Retype each line of the listing below without changing a single character.

Entries from a dataset:
::::::::

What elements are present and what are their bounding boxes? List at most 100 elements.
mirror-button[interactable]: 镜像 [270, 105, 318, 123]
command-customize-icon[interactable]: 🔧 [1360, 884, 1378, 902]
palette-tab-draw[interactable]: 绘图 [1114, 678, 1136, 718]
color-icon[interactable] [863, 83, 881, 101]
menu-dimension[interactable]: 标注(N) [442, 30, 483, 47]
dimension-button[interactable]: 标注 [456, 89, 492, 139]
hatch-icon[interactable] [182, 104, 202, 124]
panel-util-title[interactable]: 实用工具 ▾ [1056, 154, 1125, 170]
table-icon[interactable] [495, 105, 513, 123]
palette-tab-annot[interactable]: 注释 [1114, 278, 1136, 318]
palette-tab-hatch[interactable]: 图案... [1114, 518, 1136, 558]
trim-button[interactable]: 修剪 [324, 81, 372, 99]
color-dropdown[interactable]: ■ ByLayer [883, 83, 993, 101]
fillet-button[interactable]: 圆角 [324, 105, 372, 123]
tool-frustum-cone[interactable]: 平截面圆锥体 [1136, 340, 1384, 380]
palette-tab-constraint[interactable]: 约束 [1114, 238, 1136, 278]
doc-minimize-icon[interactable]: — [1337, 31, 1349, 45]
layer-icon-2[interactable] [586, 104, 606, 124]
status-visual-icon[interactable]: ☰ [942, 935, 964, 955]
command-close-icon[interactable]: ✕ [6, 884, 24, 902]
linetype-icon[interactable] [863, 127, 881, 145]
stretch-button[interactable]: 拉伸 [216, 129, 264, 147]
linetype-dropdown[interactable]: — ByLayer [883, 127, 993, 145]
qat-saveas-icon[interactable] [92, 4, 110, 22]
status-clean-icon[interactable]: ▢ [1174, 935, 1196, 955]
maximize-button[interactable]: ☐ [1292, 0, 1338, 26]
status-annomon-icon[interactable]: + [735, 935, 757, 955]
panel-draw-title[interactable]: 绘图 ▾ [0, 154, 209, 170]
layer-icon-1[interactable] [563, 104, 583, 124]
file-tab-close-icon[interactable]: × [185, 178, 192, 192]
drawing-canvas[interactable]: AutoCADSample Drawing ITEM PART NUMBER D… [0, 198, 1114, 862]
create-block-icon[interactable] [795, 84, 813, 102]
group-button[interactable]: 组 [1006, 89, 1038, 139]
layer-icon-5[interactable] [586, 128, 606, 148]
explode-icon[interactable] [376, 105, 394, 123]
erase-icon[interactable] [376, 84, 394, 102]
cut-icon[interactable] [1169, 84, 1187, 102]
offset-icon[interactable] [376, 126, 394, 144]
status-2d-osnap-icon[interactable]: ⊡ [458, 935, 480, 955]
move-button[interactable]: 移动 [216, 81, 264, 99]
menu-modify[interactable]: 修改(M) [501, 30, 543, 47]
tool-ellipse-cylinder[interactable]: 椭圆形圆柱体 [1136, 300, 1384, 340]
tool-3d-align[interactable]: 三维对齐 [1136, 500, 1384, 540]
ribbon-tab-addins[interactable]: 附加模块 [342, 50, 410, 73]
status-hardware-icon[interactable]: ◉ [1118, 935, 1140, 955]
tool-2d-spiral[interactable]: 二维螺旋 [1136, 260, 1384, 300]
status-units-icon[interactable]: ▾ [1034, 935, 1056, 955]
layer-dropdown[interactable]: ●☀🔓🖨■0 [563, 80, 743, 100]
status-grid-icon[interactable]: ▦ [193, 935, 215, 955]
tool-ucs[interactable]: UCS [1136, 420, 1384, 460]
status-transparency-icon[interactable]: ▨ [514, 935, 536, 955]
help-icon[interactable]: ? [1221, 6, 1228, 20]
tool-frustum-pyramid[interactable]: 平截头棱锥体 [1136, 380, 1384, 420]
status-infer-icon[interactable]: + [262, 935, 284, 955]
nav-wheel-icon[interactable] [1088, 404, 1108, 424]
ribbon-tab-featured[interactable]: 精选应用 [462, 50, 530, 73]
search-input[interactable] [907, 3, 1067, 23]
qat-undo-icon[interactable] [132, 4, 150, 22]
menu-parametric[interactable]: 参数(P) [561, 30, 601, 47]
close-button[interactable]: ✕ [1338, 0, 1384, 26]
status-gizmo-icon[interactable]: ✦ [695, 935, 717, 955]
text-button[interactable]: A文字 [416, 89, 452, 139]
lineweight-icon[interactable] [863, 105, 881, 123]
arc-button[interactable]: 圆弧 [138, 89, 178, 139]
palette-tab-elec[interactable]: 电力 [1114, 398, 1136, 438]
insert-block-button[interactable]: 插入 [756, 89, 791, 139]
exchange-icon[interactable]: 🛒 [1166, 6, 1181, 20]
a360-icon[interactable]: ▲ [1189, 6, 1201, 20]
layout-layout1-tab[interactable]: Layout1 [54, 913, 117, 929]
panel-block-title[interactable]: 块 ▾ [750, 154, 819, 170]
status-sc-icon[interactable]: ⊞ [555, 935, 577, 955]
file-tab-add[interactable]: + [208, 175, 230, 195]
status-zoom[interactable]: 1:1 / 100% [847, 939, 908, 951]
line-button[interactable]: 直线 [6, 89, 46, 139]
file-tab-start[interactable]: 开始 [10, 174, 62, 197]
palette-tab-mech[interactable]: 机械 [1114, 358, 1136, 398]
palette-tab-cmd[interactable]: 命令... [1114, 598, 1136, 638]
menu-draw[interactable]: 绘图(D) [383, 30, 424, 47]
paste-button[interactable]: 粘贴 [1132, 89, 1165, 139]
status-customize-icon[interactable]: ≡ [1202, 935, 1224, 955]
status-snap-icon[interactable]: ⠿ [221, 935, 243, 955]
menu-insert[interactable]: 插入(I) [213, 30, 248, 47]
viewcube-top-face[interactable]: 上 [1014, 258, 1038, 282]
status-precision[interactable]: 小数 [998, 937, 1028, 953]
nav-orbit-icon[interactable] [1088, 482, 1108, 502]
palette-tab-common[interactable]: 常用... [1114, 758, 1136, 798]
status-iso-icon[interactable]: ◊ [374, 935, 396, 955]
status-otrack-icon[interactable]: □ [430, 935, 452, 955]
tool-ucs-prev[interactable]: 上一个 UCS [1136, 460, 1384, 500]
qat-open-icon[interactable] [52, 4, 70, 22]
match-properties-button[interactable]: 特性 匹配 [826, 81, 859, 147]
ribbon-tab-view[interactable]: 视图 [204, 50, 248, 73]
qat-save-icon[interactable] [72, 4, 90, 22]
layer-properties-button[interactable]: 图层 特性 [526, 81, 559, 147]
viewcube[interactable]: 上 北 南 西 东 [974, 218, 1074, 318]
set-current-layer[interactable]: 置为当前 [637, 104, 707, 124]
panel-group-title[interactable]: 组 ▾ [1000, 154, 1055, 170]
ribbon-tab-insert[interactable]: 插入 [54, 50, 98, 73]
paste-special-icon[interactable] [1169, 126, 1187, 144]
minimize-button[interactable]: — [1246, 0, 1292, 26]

::::::::

◆ Written solution
What elements are present and what are their bounding boxes? List at most 100 elements.
mirror-button[interactable]: 镜像 [270, 105, 318, 123]
command-customize-icon[interactable]: 🔧 [1360, 884, 1378, 902]
palette-tab-draw[interactable]: 绘图 [1114, 678, 1136, 718]
color-icon[interactable] [863, 83, 881, 101]
menu-dimension[interactable]: 标注(N) [442, 30, 483, 47]
dimension-button[interactable]: 标注 [456, 89, 492, 139]
hatch-icon[interactable] [182, 104, 202, 124]
panel-util-title[interactable]: 实用工具 ▾ [1056, 154, 1125, 170]
table-icon[interactable] [495, 105, 513, 123]
palette-tab-annot[interactable]: 注释 [1114, 278, 1136, 318]
palette-tab-hatch[interactable]: 图案... [1114, 518, 1136, 558]
trim-button[interactable]: 修剪 [324, 81, 372, 99]
color-dropdown[interactable]: ■ ByLayer [883, 83, 993, 101]
fillet-button[interactable]: 圆角 [324, 105, 372, 123]
tool-frustum-cone[interactable]: 平截面圆锥体 [1136, 340, 1384, 380]
palette-tab-constraint[interactable]: 约束 [1114, 238, 1136, 278]
doc-minimize-icon[interactable]: — [1337, 31, 1349, 45]
layer-icon-2[interactable] [586, 104, 606, 124]
status-visual-icon[interactable]: ☰ [942, 935, 964, 955]
command-close-icon[interactable]: ✕ [6, 884, 24, 902]
linetype-icon[interactable] [863, 127, 881, 145]
stretch-button[interactable]: 拉伸 [216, 129, 264, 147]
linetype-dropdown[interactable]: — ByLayer [883, 127, 993, 145]
qat-saveas-icon[interactable] [92, 4, 110, 22]
status-clean-icon[interactable]: ▢ [1174, 935, 1196, 955]
maximize-button[interactable]: ☐ [1292, 0, 1338, 26]
status-annomon-icon[interactable]: + [735, 935, 757, 955]
panel-draw-title[interactable]: 绘图 ▾ [0, 154, 209, 170]
layer-icon-1[interactable] [563, 104, 583, 124]
file-tab-close-icon[interactable]: × [185, 178, 192, 192]
drawing-canvas[interactable]: AutoCADSample Drawing ITEM PART NUMBER D… [0, 198, 1114, 862]
create-block-icon[interactable] [795, 84, 813, 102]
group-button[interactable]: 组 [1006, 89, 1038, 139]
layer-icon-5[interactable] [586, 128, 606, 148]
explode-icon[interactable] [376, 105, 394, 123]
erase-icon[interactable] [376, 84, 394, 102]
cut-icon[interactable] [1169, 84, 1187, 102]
offset-icon[interactable] [376, 126, 394, 144]
status-2d-osnap-icon[interactable]: ⊡ [458, 935, 480, 955]
move-button[interactable]: 移动 [216, 81, 264, 99]
menu-modify[interactable]: 修改(M) [501, 30, 543, 47]
tool-ellipse-cylinder[interactable]: 椭圆形圆柱体 [1136, 300, 1384, 340]
tool-3d-align[interactable]: 三维对齐 [1136, 500, 1384, 540]
ribbon-tab-addins[interactable]: 附加模块 [342, 50, 410, 73]
status-hardware-icon[interactable]: ◉ [1118, 935, 1140, 955]
tool-2d-spiral[interactable]: 二维螺旋 [1136, 260, 1384, 300]
status-units-icon[interactable]: ▾ [1034, 935, 1056, 955]
layer-dropdown[interactable]: ●☀🔓🖨■0 [563, 80, 743, 100]
status-grid-icon[interactable]: ▦ [193, 935, 215, 955]
tool-ucs[interactable]: UCS [1136, 420, 1384, 460]
status-transparency-icon[interactable]: ▨ [514, 935, 536, 955]
help-icon[interactable]: ? [1221, 6, 1228, 20]
tool-frustum-pyramid[interactable]: 平截头棱锥体 [1136, 380, 1384, 420]
status-infer-icon[interactable]: + [262, 935, 284, 955]
nav-wheel-icon[interactable] [1088, 404, 1108, 424]
ribbon-tab-featured[interactable]: 精选应用 [462, 50, 530, 73]
search-input[interactable] [907, 3, 1067, 23]
qat-undo-icon[interactable] [132, 4, 150, 22]
menu-parametric[interactable]: 参数(P) [561, 30, 601, 47]
close-button[interactable]: ✕ [1338, 0, 1384, 26]
status-gizmo-icon[interactable]: ✦ [695, 935, 717, 955]
text-button[interactable]: A文字 [416, 89, 452, 139]
lineweight-icon[interactable] [863, 105, 881, 123]
arc-button[interactable]: 圆弧 [138, 89, 178, 139]
palette-tab-elec[interactable]: 电力 [1114, 398, 1136, 438]
insert-block-button[interactable]: 插入 [756, 89, 791, 139]
exchange-icon[interactable]: 🛒 [1166, 6, 1181, 20]
a360-icon[interactable]: ▲ [1189, 6, 1201, 20]
layout-layout1-tab[interactable]: Layout1 [54, 913, 117, 929]
panel-block-title[interactable]: 块 ▾ [750, 154, 819, 170]
status-sc-icon[interactable]: ⊞ [555, 935, 577, 955]
file-tab-add[interactable]: + [208, 175, 230, 195]
status-zoom[interactable]: 1:1 / 100% [847, 939, 908, 951]
line-button[interactable]: 直线 [6, 89, 46, 139]
file-tab-start[interactable]: 开始 [10, 174, 62, 197]
palette-tab-mech[interactable]: 机械 [1114, 358, 1136, 398]
palette-tab-cmd[interactable]: 命令... [1114, 598, 1136, 638]
menu-draw[interactable]: 绘图(D) [383, 30, 424, 47]
paste-button[interactable]: 粘贴 [1132, 89, 1165, 139]
status-customize-icon[interactable]: ≡ [1202, 935, 1224, 955]
status-snap-icon[interactable]: ⠿ [221, 935, 243, 955]
menu-insert[interactable]: 插入(I) [213, 30, 248, 47]
viewcube-top-face[interactable]: 上 [1014, 258, 1038, 282]
status-precision[interactable]: 小数 [998, 937, 1028, 953]
nav-orbit-icon[interactable] [1088, 482, 1108, 502]
palette-tab-common[interactable]: 常用... [1114, 758, 1136, 798]
status-iso-icon[interactable]: ◊ [374, 935, 396, 955]
status-otrack-icon[interactable]: □ [430, 935, 452, 955]
tool-ucs-prev[interactable]: 上一个 UCS [1136, 460, 1384, 500]
qat-open-icon[interactable] [52, 4, 70, 22]
match-properties-button[interactable]: 特性 匹配 [826, 81, 859, 147]
ribbon-tab-view[interactable]: 视图 [204, 50, 248, 73]
qat-save-icon[interactable] [72, 4, 90, 22]
layer-properties-button[interactable]: 图层 特性 [526, 81, 559, 147]
viewcube[interactable]: 上 北 南 西 东 [974, 218, 1074, 318]
set-current-layer[interactable]: 置为当前 [637, 104, 707, 124]
panel-group-title[interactable]: 组 ▾ [1000, 154, 1055, 170]
ribbon-tab-insert[interactable]: 插入 [54, 50, 98, 73]
paste-special-icon[interactable] [1169, 126, 1187, 144]
minimize-button[interactable]: — [1246, 0, 1292, 26]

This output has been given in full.